• [Task brief]
Wherever a line holds the string "الكفارة", copy that line.

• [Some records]

* * * * * * *

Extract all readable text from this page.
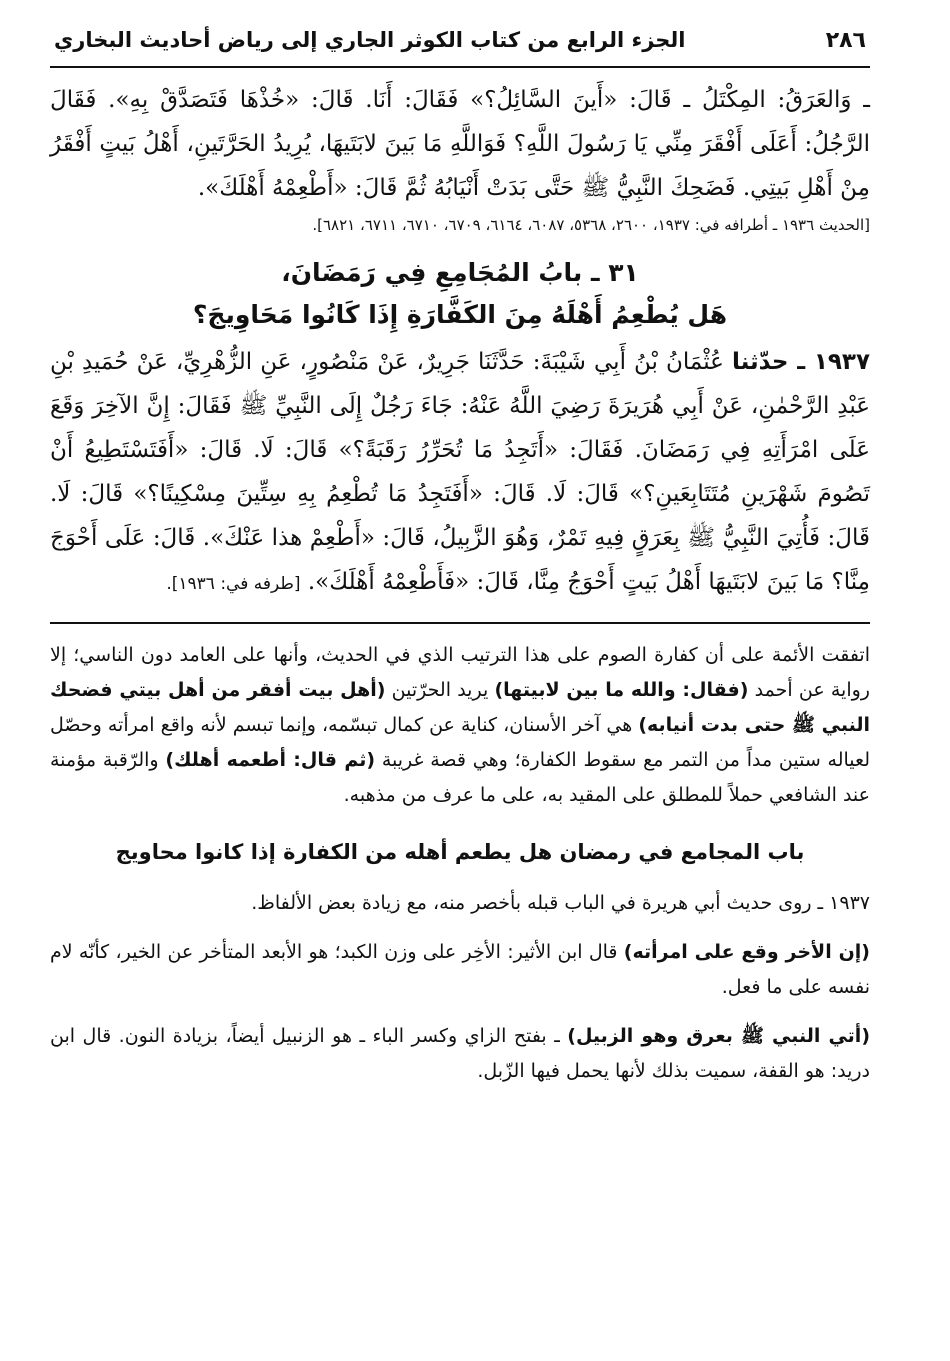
٢٨٦
الجزء الرابع من كتاب الكوثر الجاري إلى رياض أحاديث البخاري

ـ وَالعَرَقُ: المِكْتَلُ ـ قَالَ: «أَينَ السَّائِلُ؟» فَقَالَ: أَنَا. قَالَ: «خُذْهَا فَتَصَدَّقْ بِهِ». فَقَالَ الرَّجُلُ: أَعَلَى أَفْقَرَ مِنِّي يَا رَسُولَ اللَّهِ؟ فَوَاللَّهِ مَا بَينَ لابَتَيهَا، يُرِيدُ الحَرَّتَينِ، أَهْلُ بَيتٍ أَفْقَرُ مِنْ أَهْلِ بَيتِي. فَضَحِكَ النَّبِيُّ ﷺ حَتَّى بَدَتْ أَنْيَابُهُ ثُمَّ قَالَ: «أَطْعِمْهُ أَهْلَكَ».

[الحديث ١٩٣٦ ـ أطرافه في: ١٩٣٧، ٢٦٠٠، ٥٣٦٨، ٦٠٨٧، ٦١٦٤، ٦٧٠٩، ٦٧١٠، ٦٧١١، ٦٨٢١].
٣١ ـ بابُ المُجَامِعِ فِي رَمَضَانَ،
هَل يُطْعِمُ أَهْلَهُ مِنَ الكَفَّارَةِ إِذَا كَانُوا مَحَاوِيجَ؟

١٩٣٧ ـ حدّثنا عُثْمَانُ بْنُ أَبِي شَيْبَةَ: حَدَّثَنَا جَرِيرٌ، عَنْ مَنْصُورٍ، عَنِ الزُّهْرِيِّ، عَنْ حُمَيدِ بْنِ عَبْدِ الرَّحْمٰنِ، عَنْ أَبِي هُرَيرَةَ رَضِيَ اللَّهُ عَنْهُ: جَاءَ رَجُلٌ إِلَى النَّبِيِّ ﷺ فَقَالَ: إِنَّ الآخِرَ وَقَعَ عَلَى امْرَأَتِهِ فِي رَمَضَانَ. فَقَالَ: «أَتَجِدُ مَا تُحَرِّرُ رَقَبَةً؟» قَالَ: لَا. قَالَ: «أَفَتَسْتَطِيعُ أَنْ تَصُومَ شَهْرَينِ مُتَتَابِعَينِ؟» قَالَ: لَا. قَالَ: «أَفَتَجِدُ مَا تُطْعِمُ بِهِ سِتِّينَ مِسْكِينًا؟» قَالَ: لَا. قَالَ: فَأُتِيَ النَّبِيُّ ﷺ بِعَرَقٍ فِيهِ تَمْرٌ، وَهُوَ الزَّبِيلُ، قَالَ: «أَطْعِمْ هذا عَنْكَ». قَالَ: عَلَى أَحْوَجَ مِنَّا؟ مَا بَينَ لابَتَيهَا أَهْلُ بَيتٍ أَحْوَجُ مِنَّا، قَالَ: «فَأَطْعِمْهُ أَهْلَكَ». [طرفه في: ١٩٣٦].

اتفقت الأئمة على أن كفارة الصوم على هذا الترتيب الذي في الحديث، وأنها على العامد دون الناسي؛ إلا رواية عن أحمد (فقال: والله ما بين لابيتها) يريد الحرّتين (أهل بيت أفقر من أهل بيتي فضحك النبي ﷺ حتى بدت أنيابه) هي آخر الأسنان، كناية عن كمال تبسّمه، وإنما تبسم لأنه واقع امرأته وحصّل لعياله ستين مداً من التمر مع سقوط الكفارة؛ وهي قصة غريبة (ثم قال: أطعمه أهلك) والرّقبة مؤمنة عند الشافعي حملاً للمطلق على المقيد به، على ما عرف من مذهبه.

باب المجامع في رمضان هل يطعم أهله من الكفارة إذا كانوا محاويج

١٩٣٧ ـ روى حديث أبي هريرة في الباب قبله بأخصر منه، مع زيادة بعض الألفاظ.

(إن الأخر وقع على امرأته) قال ابن الأثير: الأخِر على وزن الكبد؛ هو الأبعد المتأخر عن الخير، كأنّه لام نفسه على ما فعل.

(أتي النبي ﷺ بعرق وهو الزبيل) ـ بفتح الزاي وكسر الباء ـ هو الزنبيل أيضاً، بزيادة النون. قال ابن دريد: هو القفة، سميت بذلك لأنها يحمل فيها الزّبل.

* * * * * * *

• [Response to the exercise]
اتفقت الأئمة على أن كفارة الصوم على هذا الترتيب الذي في الحديث، وأنها على العامد دون الناسي؛ إلا رواية عن أحمد (فقال: والله ما بين لابيتها) يريد الحرّتين (أهل بيت أفقر من أهل بيتي فضحك النبي ﷺ حتى بدت أنيابه) هي آخر الأسنان، كناية عن كمال تبسّمه، وإنما تبسم لأنه واقع امرأته وحصّل لعياله ستين مداً من التمر مع سقوط الكفارة؛ وهي قصة غريبة (ثم قال: أطعمه أهلك) والرّقبة مؤمنة عند الشافعي حملاً للمطلق على المقيد به، على ما عرف من مذهبه.
باب المجامع في رمضان هل يطعم أهله من الكفارة إذا كانوا محاويج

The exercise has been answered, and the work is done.